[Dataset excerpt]
**********

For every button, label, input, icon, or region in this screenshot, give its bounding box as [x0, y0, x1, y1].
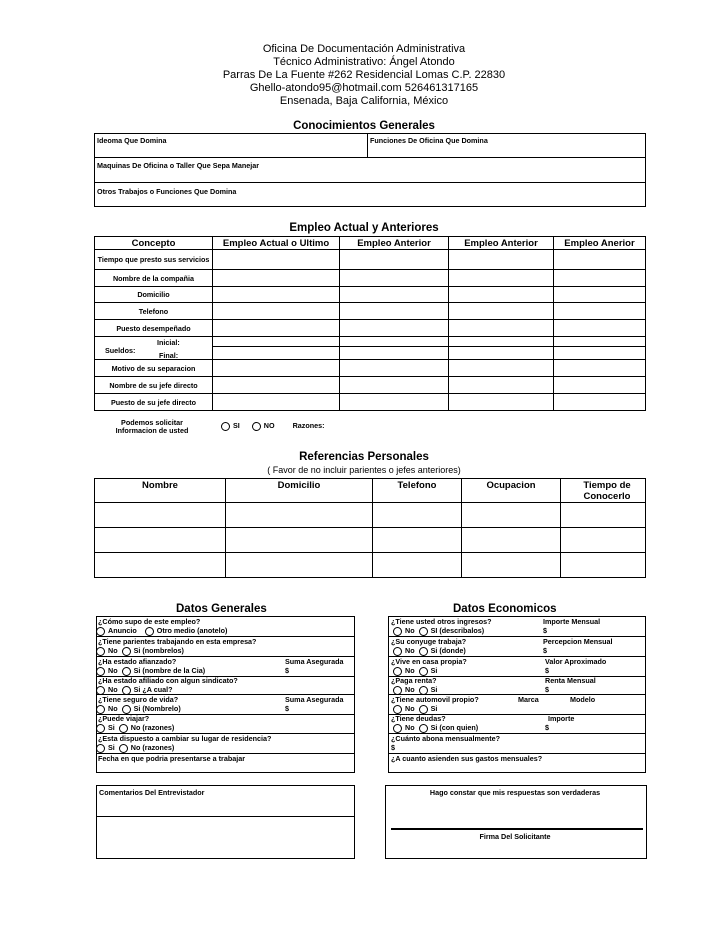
- ref-col-tiempo: Tiempo de Conocerlo: [561, 479, 646, 503]
- cell[interactable]: [95, 553, 226, 578]
- row-jefe-puesto: Puesto de su jefe directo: [95, 394, 213, 411]
- dg-q6-opts: Si No (razones): [96, 723, 174, 733]
- row-domicilio: Domicilio: [95, 287, 213, 303]
- dg-q3: ¿Ha estado afianzado?: [98, 657, 177, 666]
- cell[interactable]: [226, 553, 373, 578]
- otros-field[interactable]: [95, 183, 646, 207]
- de-q2-opts: No Si (donde): [393, 646, 466, 656]
- row-compania: Nombre de la compañia: [95, 270, 213, 287]
- maquinas-field[interactable]: [95, 158, 646, 183]
- firma-label: Firma Del Solicitante: [479, 832, 551, 841]
- idioma-field[interactable]: [95, 134, 368, 158]
- de-q1-val: $: [543, 626, 547, 635]
- dg-q4: ¿Ha estado afiliado con algun sindicato?: [98, 676, 238, 685]
- technician-name: Técnico Administrativo: Ángel Atondo: [273, 56, 455, 68]
- office-name: Oficina De Documentación Administrativa: [262, 43, 466, 55]
- de-q5: ¿Tiene automovil propio?: [391, 695, 479, 704]
- cell[interactable]: [95, 503, 226, 528]
- cell[interactable]: [213, 377, 340, 394]
- cell[interactable]: [462, 503, 561, 528]
- cell[interactable]: [340, 270, 449, 287]
- cell[interactable]: [554, 360, 646, 377]
- de-q3-val: $: [545, 666, 549, 675]
- de-q1: ¿Tiene usted otros ingresos?: [391, 617, 492, 626]
- contact-info: Ghello-atondo95@hotmail.com 526461317165: [249, 82, 479, 94]
- col-concepto: Concepto: [95, 237, 213, 250]
- maquinas-label: Maquinas De Oficina o Taller Que Sepa Manejar: [97, 161, 260, 170]
- cell[interactable]: [340, 320, 449, 337]
- cell[interactable]: [340, 360, 449, 377]
- cell[interactable]: [213, 360, 340, 377]
- dg-q3-opts: No Si (nombre de la Cia): [96, 666, 205, 676]
- si-label: SI: [233, 421, 240, 430]
- city: Ensenada, Baja California, México: [279, 95, 449, 107]
- no-radio[interactable]: [252, 422, 261, 431]
- dg-q5-val: $: [285, 704, 289, 713]
- datos-generales-title: Datos Generales: [176, 603, 267, 615]
- de-q4-val: $: [545, 685, 549, 694]
- radio[interactable]: [96, 724, 105, 733]
- funciones-label: Funciones De Oficina Que Domina: [370, 136, 488, 145]
- radio[interactable]: [96, 705, 105, 714]
- col-anterior-3: Empleo Anerior: [554, 237, 646, 250]
- cell[interactable]: [373, 528, 462, 553]
- radio[interactable]: [393, 705, 402, 714]
- cell[interactable]: [554, 303, 646, 320]
- dg-q2-opts: No Si (nombrelos): [96, 646, 184, 656]
- col-anterior-1: Empleo Anterior: [340, 237, 449, 250]
- cell[interactable]: [340, 287, 449, 303]
- dg-q1: ¿Cómo supo de este empleo?: [98, 617, 201, 626]
- cell[interactable]: [554, 394, 646, 411]
- razones-label: Razones:: [292, 421, 325, 430]
- de-q4-right: Renta Mensual: [545, 676, 596, 685]
- dg-q3-val: $: [285, 666, 289, 675]
- cell[interactable]: [226, 503, 373, 528]
- cell[interactable]: [561, 503, 646, 528]
- de-q6: ¿Tiene deudas?: [391, 714, 446, 723]
- comentarios-label: Comentarios Del Entrevistador: [99, 788, 205, 797]
- referencias-subtitle: ( Favor de no incluir parientes o jefes anteriores): [267, 465, 461, 475]
- cell[interactable]: [561, 528, 646, 553]
- cell[interactable]: [449, 303, 554, 320]
- cell[interactable]: [554, 250, 646, 270]
- referencias-table: [94, 478, 646, 578]
- dg-q2: ¿Tiene parientes trabajando en esta empresa?: [98, 637, 257, 646]
- inicial-label: Inicial:: [157, 338, 180, 347]
- dg-q5-opts: No Si (Nombrelo): [96, 704, 181, 714]
- idioma-label: Ideoma Que Domina: [97, 136, 167, 145]
- radio[interactable]: [119, 744, 128, 753]
- de-q5-modelo: Modelo: [570, 695, 596, 704]
- de-q3: ¿Vive en casa propia?: [391, 657, 467, 666]
- dg-q5: ¿Tiene seguro de vida?: [98, 695, 179, 704]
- ref-col-domicilio: Domicilio: [226, 479, 373, 503]
- cell[interactable]: [449, 337, 554, 347]
- cell[interactable]: [373, 553, 462, 578]
- cell[interactable]: [449, 360, 554, 377]
- cell[interactable]: [554, 337, 646, 347]
- radio[interactable]: [393, 667, 402, 676]
- radio[interactable]: [393, 686, 402, 695]
- final-label: Final:: [159, 351, 179, 360]
- dg-q7: ¿Esta dispuesto a cambiar su lugar de residencia?: [98, 734, 272, 743]
- empleo-table: [94, 236, 646, 411]
- cell[interactable]: [561, 553, 646, 578]
- funciones-field[interactable]: [368, 134, 646, 158]
- radio[interactable]: [122, 686, 131, 695]
- cell[interactable]: [449, 377, 554, 394]
- radio[interactable]: [419, 705, 428, 714]
- cell[interactable]: [449, 347, 554, 360]
- de-q3-right: Valor Aproximado: [545, 657, 607, 666]
- de-q2: ¿Su conyuge trabaja?: [391, 637, 467, 646]
- radio[interactable]: [393, 627, 402, 636]
- row-telefono: Telefono: [95, 303, 213, 320]
- de-q7: ¿Cuánto abona mensualmente?: [391, 734, 501, 743]
- dg-q4-opts: No Si ¿A cual?: [96, 685, 172, 695]
- no-label: NO: [263, 421, 275, 430]
- radio[interactable]: [96, 667, 105, 676]
- radio[interactable]: [122, 647, 131, 656]
- radio[interactable]: [419, 686, 428, 695]
- cell[interactable]: [449, 320, 554, 337]
- de-q2-val: $: [543, 646, 547, 655]
- referencias-title: Referencias Personales: [299, 451, 429, 463]
- constar-label: Hago constar que mis respuestas son verdaderas: [429, 788, 601, 797]
- de-q4-opts: No Si: [393, 685, 437, 695]
- ref-col-telefono: Telefono: [373, 479, 462, 503]
- cell[interactable]: [213, 394, 340, 411]
- dg-q8: Fecha en que podria presentarse a trabajar: [98, 754, 245, 763]
- firma-line[interactable]: [391, 828, 643, 830]
- radio[interactable]: [419, 627, 428, 636]
- radio[interactable]: [96, 686, 105, 695]
- de-q6-val: $: [545, 723, 549, 732]
- de-q5-marca: Marca: [518, 695, 539, 704]
- cell[interactable]: [340, 377, 449, 394]
- si-radio[interactable]: [221, 422, 230, 431]
- cell[interactable]: [213, 303, 340, 320]
- dg-q5-right: Suma Asegurada: [285, 695, 344, 704]
- row-motivo: Motivo de su separacion: [95, 360, 213, 377]
- row-tiempo: Tiempo que presto sus servicios: [95, 250, 213, 270]
- radio[interactable]: [122, 705, 131, 714]
- de-q5-opts: No Si: [393, 704, 437, 714]
- de-q7-val: $: [391, 743, 395, 752]
- cell[interactable]: [226, 528, 373, 553]
- ref-col-nombre: Nombre: [95, 479, 226, 503]
- cell[interactable]: [449, 250, 554, 270]
- col-anterior-2: Empleo Anterior: [449, 237, 554, 250]
- de-q4: ¿Paga renta?: [391, 676, 437, 685]
- cell[interactable]: [449, 394, 554, 411]
- ref-col-ocupacion: Ocupacion: [462, 479, 561, 503]
- empleo-title: Empleo Actual y Anteriores: [289, 222, 439, 234]
- cell[interactable]: [554, 320, 646, 337]
- cell[interactable]: [213, 347, 340, 360]
- otros-label: Otros Trabajos o Funciones Que Domina: [97, 187, 237, 196]
- radio[interactable]: [419, 647, 428, 656]
- cell[interactable]: [340, 394, 449, 411]
- cell[interactable]: [462, 553, 561, 578]
- radio[interactable]: [96, 647, 105, 656]
- cell[interactable]: [340, 347, 449, 360]
- radio[interactable]: [393, 724, 402, 733]
- cell[interactable]: [462, 528, 561, 553]
- cell[interactable]: [213, 250, 340, 270]
- cell[interactable]: [554, 347, 646, 360]
- radio[interactable]: [122, 667, 131, 676]
- dg-q1-opts: Anuncio Otro medio (anotelo): [96, 626, 227, 636]
- cell[interactable]: [554, 287, 646, 303]
- dg-q7-opts: Si No (razones): [96, 743, 174, 753]
- radio[interactable]: [96, 744, 105, 753]
- col-actual: Empleo Actual o Ultimo: [213, 237, 340, 250]
- dg-q6: ¿Puede viajar?: [98, 714, 150, 723]
- row-puesto: Puesto desempeñado: [95, 320, 213, 337]
- de-q1-right: Importe Mensual: [543, 617, 601, 626]
- cell[interactable]: [449, 270, 554, 287]
- cell[interactable]: [340, 303, 449, 320]
- cell[interactable]: [340, 250, 449, 270]
- cell[interactable]: [213, 270, 340, 287]
- radio[interactable]: [419, 667, 428, 676]
- cell[interactable]: [213, 337, 340, 347]
- radio[interactable]: [419, 724, 428, 733]
- de-q3-opts: No Si: [393, 666, 437, 676]
- de-q6-right: Importe: [548, 714, 575, 723]
- radio[interactable]: [96, 627, 105, 636]
- cell[interactable]: [554, 270, 646, 287]
- row-sueldos: [95, 337, 213, 360]
- cell[interactable]: [449, 287, 554, 303]
- cell[interactable]: [95, 528, 226, 553]
- dg-q3-right: Suma Asegurada: [285, 657, 344, 666]
- datos-economicos-title: Datos Economicos: [453, 603, 557, 615]
- sueldos-label: Sueldos:: [105, 346, 136, 355]
- address: Parras De La Fuente #262 Residencial Lomas C.P. 22830: [222, 69, 506, 81]
- solicitar-label: Podemos solicitar Informacion de usted: [115, 418, 189, 435]
- row-jefe-nombre: Nombre de su jefe directo: [95, 377, 213, 394]
- conocimientos-table: [94, 133, 646, 207]
- cell[interactable]: [373, 503, 462, 528]
- cell[interactable]: [340, 337, 449, 347]
- cell[interactable]: [554, 377, 646, 394]
- radio[interactable]: [145, 627, 154, 636]
- solicitar-options: [221, 421, 325, 431]
- de-q8: ¿A cuanto asienden sus gastos mensuales?: [391, 754, 543, 763]
- de-q1-opts: No SI (describalos): [393, 626, 484, 636]
- cell[interactable]: [213, 287, 340, 303]
- cell[interactable]: [213, 320, 340, 337]
- de-q6-opts: No Si (con quien): [393, 723, 478, 733]
- de-q2-right: Percepcion Mensual: [543, 637, 613, 646]
- radio[interactable]: [119, 724, 128, 733]
- radio[interactable]: [393, 647, 402, 656]
- conocimientos-title: Conocimientos Generales: [293, 120, 435, 132]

**********

## Work to do
Please edit the entries starting at the line that contains "- ref-col-tiempo: Tiempo" and ending at the line that contains "- firma-label: Firma", changing "interactable" to "clickable" and leaving everything else as it is. Return only those lines.

## Correct result
- ref-col-tiempo: Tiempo de Conocerlo: [561, 479, 646, 503]
- cell[clickable]: [95, 553, 226, 578]
- row-jefe-puesto: Puesto de su jefe directo: [95, 394, 213, 411]
- dg-q6-opts: Si No (razones): [96, 723, 174, 733]
- row-domicilio: Domicilio: [95, 287, 213, 303]
- dg-q3: ¿Ha estado afianzado?: [98, 657, 177, 666]
- cell[clickable]: [226, 553, 373, 578]
- otros-field[clickable]: [95, 183, 646, 207]
- de-q2-opts: No Si (donde): [393, 646, 466, 656]
- row-compania: Nombre de la compañia: [95, 270, 213, 287]
- maquinas-field[clickable]: [95, 158, 646, 183]
- firma-label: Firma Del Solicitante: [479, 832, 551, 841]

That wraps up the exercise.